***** The data

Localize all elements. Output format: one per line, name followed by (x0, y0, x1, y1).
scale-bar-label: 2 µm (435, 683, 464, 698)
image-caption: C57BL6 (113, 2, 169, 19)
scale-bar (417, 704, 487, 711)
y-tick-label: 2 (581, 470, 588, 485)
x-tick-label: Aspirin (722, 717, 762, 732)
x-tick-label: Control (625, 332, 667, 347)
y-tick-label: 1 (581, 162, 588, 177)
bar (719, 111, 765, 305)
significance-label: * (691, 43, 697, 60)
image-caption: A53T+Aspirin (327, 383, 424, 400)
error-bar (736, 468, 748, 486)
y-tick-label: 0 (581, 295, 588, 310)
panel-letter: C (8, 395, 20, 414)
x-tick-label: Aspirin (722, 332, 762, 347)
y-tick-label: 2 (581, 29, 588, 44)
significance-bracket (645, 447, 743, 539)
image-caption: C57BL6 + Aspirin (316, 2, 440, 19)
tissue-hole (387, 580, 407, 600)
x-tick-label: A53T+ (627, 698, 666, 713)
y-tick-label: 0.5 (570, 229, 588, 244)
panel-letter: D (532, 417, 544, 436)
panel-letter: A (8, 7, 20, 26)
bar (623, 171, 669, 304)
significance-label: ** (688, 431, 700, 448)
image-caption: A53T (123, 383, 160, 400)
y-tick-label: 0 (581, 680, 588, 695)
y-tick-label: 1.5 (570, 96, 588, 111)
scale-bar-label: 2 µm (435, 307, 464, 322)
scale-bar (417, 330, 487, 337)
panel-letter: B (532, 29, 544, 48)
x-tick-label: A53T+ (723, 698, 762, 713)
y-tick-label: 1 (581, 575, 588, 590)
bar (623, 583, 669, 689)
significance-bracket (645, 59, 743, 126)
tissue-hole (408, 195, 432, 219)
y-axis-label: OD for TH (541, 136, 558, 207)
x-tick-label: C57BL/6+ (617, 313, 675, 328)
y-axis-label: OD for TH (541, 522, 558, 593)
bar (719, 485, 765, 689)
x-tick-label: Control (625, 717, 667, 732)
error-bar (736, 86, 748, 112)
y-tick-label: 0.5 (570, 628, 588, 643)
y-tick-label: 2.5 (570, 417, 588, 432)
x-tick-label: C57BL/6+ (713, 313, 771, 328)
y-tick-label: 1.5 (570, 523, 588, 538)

**********

Exercise requirements =>
Reproduce the records above with every instance of "panel-letter" replaced by "panel-label", leaving all other text unchanged.

Task response =>
Localize all elements. Output format: one per line, name followed by (x0, y0, x1, y1).
scale-bar-label: 2 µm (435, 683, 464, 698)
image-caption: C57BL6 (113, 2, 169, 19)
scale-bar (417, 704, 487, 711)
y-tick-label: 2 (581, 470, 588, 485)
x-tick-label: Aspirin (722, 717, 762, 732)
x-tick-label: Control (625, 332, 667, 347)
y-tick-label: 1 (581, 162, 588, 177)
bar (719, 111, 765, 305)
significance-label: * (691, 43, 697, 60)
image-caption: A53T+Aspirin (327, 383, 424, 400)
error-bar (736, 468, 748, 486)
y-tick-label: 0 (581, 295, 588, 310)
panel-label: C (8, 395, 20, 414)
x-tick-label: Aspirin (722, 332, 762, 347)
y-tick-label: 2 (581, 29, 588, 44)
significance-bracket (645, 447, 743, 539)
image-caption: C57BL6 + Aspirin (316, 2, 440, 19)
tissue-hole (387, 580, 407, 600)
x-tick-label: A53T+ (627, 698, 666, 713)
y-tick-label: 0.5 (570, 229, 588, 244)
panel-label: D (532, 417, 544, 436)
panel-label: A (8, 7, 20, 26)
bar (623, 171, 669, 304)
significance-label: ** (688, 431, 700, 448)
image-caption: A53T (123, 383, 160, 400)
y-tick-label: 0 (581, 680, 588, 695)
y-tick-label: 1.5 (570, 96, 588, 111)
scale-bar-label: 2 µm (435, 307, 464, 322)
scale-bar (417, 330, 487, 337)
panel-label: B (532, 29, 544, 48)
x-tick-label: A53T+ (723, 698, 762, 713)
y-tick-label: 1 (581, 575, 588, 590)
bar (623, 583, 669, 689)
significance-bracket (645, 59, 743, 126)
tissue-hole (408, 195, 432, 219)
y-axis-label: OD for TH (541, 136, 558, 207)
x-tick-label: C57BL/6+ (617, 313, 675, 328)
y-axis-label: OD for TH (541, 522, 558, 593)
bar (719, 485, 765, 689)
x-tick-label: Control (625, 717, 667, 732)
error-bar (736, 86, 748, 112)
y-tick-label: 0.5 (570, 628, 588, 643)
y-tick-label: 2.5 (570, 417, 588, 432)
x-tick-label: C57BL/6+ (713, 313, 771, 328)
y-tick-label: 1.5 (570, 523, 588, 538)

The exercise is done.